*** Extracted entries

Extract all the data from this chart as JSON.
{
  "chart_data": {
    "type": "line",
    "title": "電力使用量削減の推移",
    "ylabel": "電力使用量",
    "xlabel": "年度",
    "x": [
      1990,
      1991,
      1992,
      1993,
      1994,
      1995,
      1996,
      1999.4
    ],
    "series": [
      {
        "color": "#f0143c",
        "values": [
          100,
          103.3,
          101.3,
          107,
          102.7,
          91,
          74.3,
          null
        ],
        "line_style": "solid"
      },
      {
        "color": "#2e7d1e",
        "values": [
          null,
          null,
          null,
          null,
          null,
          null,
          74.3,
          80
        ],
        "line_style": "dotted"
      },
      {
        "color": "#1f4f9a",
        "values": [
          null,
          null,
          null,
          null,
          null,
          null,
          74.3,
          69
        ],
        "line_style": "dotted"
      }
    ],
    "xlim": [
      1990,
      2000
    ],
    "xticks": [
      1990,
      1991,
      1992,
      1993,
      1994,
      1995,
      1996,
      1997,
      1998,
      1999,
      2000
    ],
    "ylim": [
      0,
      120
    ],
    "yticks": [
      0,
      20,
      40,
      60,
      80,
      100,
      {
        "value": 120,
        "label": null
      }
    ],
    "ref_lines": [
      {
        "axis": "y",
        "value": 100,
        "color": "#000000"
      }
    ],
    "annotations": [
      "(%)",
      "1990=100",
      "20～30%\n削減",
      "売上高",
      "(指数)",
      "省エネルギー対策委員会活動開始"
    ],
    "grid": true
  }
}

******

Required task:
Look through the data above. Copy every line with the string "color" in it.

Result for this task:
        "color": "#f0143c",
        "color": "#2e7d1e",
        "color": "#1f4f9a",
        "color": "#000000"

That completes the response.